--- Start of Dataset excerpts ---

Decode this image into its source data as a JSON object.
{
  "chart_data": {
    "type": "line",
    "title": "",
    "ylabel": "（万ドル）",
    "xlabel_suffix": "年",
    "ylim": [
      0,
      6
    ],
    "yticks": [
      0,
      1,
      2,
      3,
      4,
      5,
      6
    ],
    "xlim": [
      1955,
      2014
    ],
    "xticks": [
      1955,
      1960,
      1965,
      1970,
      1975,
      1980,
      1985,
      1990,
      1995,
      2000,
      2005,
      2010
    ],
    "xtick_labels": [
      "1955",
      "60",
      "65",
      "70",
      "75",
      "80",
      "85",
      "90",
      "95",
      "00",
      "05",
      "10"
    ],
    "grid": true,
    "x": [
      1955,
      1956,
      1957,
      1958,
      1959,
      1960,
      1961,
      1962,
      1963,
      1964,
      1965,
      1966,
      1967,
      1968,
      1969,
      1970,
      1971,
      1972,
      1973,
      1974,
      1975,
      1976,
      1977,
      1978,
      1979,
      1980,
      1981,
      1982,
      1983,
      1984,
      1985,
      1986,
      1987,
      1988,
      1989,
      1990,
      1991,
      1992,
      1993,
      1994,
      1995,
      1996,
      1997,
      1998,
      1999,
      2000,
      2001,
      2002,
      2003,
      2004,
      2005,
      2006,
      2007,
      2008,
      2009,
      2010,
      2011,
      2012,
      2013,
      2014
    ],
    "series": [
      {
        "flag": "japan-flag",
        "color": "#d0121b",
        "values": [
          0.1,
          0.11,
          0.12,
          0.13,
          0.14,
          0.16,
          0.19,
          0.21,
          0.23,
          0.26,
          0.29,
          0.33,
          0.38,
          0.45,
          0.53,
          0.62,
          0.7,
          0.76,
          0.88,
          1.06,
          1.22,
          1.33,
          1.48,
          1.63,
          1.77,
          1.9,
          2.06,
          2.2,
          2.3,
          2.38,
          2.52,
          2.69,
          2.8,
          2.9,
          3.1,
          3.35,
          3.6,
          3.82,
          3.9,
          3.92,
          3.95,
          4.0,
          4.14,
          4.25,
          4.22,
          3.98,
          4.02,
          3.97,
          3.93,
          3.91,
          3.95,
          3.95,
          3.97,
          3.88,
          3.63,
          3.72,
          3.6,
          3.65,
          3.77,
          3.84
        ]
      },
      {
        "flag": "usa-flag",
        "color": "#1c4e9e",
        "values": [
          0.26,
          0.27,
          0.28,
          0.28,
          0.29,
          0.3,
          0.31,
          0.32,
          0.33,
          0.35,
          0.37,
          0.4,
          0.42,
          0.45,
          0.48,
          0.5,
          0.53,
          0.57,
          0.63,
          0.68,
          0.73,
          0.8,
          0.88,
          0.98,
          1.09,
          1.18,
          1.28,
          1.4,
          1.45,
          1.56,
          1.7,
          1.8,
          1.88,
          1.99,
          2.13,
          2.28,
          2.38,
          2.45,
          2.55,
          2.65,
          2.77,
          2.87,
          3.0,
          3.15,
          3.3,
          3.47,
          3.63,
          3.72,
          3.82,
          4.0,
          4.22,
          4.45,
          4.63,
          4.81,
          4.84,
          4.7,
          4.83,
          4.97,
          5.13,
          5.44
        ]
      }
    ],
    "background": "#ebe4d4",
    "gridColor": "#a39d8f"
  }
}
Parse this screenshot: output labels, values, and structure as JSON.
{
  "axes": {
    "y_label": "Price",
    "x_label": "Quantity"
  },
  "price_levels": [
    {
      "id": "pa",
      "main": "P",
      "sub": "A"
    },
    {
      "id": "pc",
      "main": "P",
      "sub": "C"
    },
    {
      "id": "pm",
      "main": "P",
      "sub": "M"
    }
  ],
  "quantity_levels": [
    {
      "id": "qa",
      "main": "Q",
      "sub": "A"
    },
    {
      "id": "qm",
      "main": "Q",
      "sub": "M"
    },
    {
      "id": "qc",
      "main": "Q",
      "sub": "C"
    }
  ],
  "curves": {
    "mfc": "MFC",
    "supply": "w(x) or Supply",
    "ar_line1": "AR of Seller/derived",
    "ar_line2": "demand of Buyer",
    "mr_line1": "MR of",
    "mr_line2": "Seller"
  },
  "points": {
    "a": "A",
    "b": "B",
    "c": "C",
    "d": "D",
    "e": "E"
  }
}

--- End of Dataset excerpts ---

*Task to carry out:* Output the records above in their entirety, exactly.

*Task output:*
Decode this image into its source data as a JSON object.
{
  "chart_data": {
    "type": "line",
    "title": "",
    "ylabel": "（万ドル）",
    "xlabel_suffix": "年",
    "ylim": [
      0,
      6
    ],
    "yticks": [
      0,
      1,
      2,
      3,
      4,
      5,
      6
    ],
    "xlim": [
      1955,
      2014
    ],
    "xticks": [
      1955,
      1960,
      1965,
      1970,
      1975,
      1980,
      1985,
      1990,
      1995,
      2000,
      2005,
      2010
    ],
    "xtick_labels": [
      "1955",
      "60",
      "65",
      "70",
      "75",
      "80",
      "85",
      "90",
      "95",
      "00",
      "05",
      "10"
    ],
    "grid": true,
    "x": [
      1955,
      1956,
      1957,
      1958,
      1959,
      1960,
      1961,
      1962,
      1963,
      1964,
      1965,
      1966,
      1967,
      1968,
      1969,
      1970,
      1971,
      1972,
      1973,
      1974,
      1975,
      1976,
      1977,
      1978,
      1979,
      1980,
      1981,
      1982,
      1983,
      1984,
      1985,
      1986,
      1987,
      1988,
      1989,
      1990,
      1991,
      1992,
      1993,
      1994,
      1995,
      1996,
      1997,
      1998,
      1999,
      2000,
      2001,
      2002,
      2003,
      2004,
      2005,
      2006,
      2007,
      2008,
      2009,
      2010,
      2011,
      2012,
      2013,
      2014
    ],
    "series": [
      {
        "flag": "japan-flag",
        "color": "#d0121b",
        "values": [
          0.1,
          0.11,
          0.12,
          0.13,
          0.14,
          0.16,
          0.19,
          0.21,
          0.23,
          0.26,
          0.29,
          0.33,
          0.38,
          0.45,
          0.53,
          0.62,
          0.7,
          0.76,
          0.88,
          1.06,
          1.22,
          1.33,
          1.48,
          1.63,
          1.77,
          1.9,
          2.06,
          2.2,
          2.3,
          2.38,
          2.52,
          2.69,
          2.8,
          2.9,
          3.1,
          3.35,
          3.6,
          3.82,
          3.9,
          3.92,
          3.95,
          4.0,
          4.14,
          4.25,
          4.22,
          3.98,
          4.02,
          3.97,
          3.93,
          3.91,
          3.95,
          3.95,
          3.97,
          3.88,
          3.63,
          3.72,
          3.6,
          3.65,
          3.77,
          3.84
        ]
      },
      {
        "flag": "usa-flag",
        "color": "#1c4e9e",
        "values": [
          0.26,
          0.27,
          0.28,
          0.28,
          0.29,
          0.3,
          0.31,
          0.32,
          0.33,
          0.35,
          0.37,
          0.4,
          0.42,
          0.45,
          0.48,
          0.5,
          0.53,
          0.57,
          0.63,
          0.68,
          0.73,
          0.8,
          0.88,
          0.98,
          1.09,
          1.18,
          1.28,
          1.4,
          1.45,
          1.56,
          1.7,
          1.8,
          1.88,
          1.99,
          2.13,
          2.28,
          2.38,
          2.45,
          2.55,
          2.65,
          2.77,
          2.87,
          3.0,
          3.15,
          3.3,
          3.47,
          3.63,
          3.72,
          3.82,
          4.0,
          4.22,
          4.45,
          4.63,
          4.81,
          4.84,
          4.7,
          4.83,
          4.97,
          5.13,
          5.44
        ]
      }
    ],
    "background": "#ebe4d4",
    "gridColor": "#a39d8f"
  }
}
Parse this screenshot: output labels, values, and structure as JSON.
{
  "axes": {
    "y_label": "Price",
    "x_label": "Quantity"
  },
  "price_levels": [
    {
      "id": "pa",
      "main": "P",
      "sub": "A"
    },
    {
      "id": "pc",
      "main": "P",
      "sub": "C"
    },
    {
      "id": "pm",
      "main": "P",
      "sub": "M"
    }
  ],
  "quantity_levels": [
    {
      "id": "qa",
      "main": "Q",
      "sub": "A"
    },
    {
      "id": "qm",
      "main": "Q",
      "sub": "M"
    },
    {
      "id": "qc",
      "main": "Q",
      "sub": "C"
    }
  ],
  "curves": {
    "mfc": "MFC",
    "supply": "w(x) or Supply",
    "ar_line1": "AR of Seller/derived",
    "ar_line2": "demand of Buyer",
    "mr_line1": "MR of",
    "mr_line2": "Seller"
  },
  "points": {
    "a": "A",
    "b": "B",
    "c": "C",
    "d": "D",
    "e": "E"
  }
}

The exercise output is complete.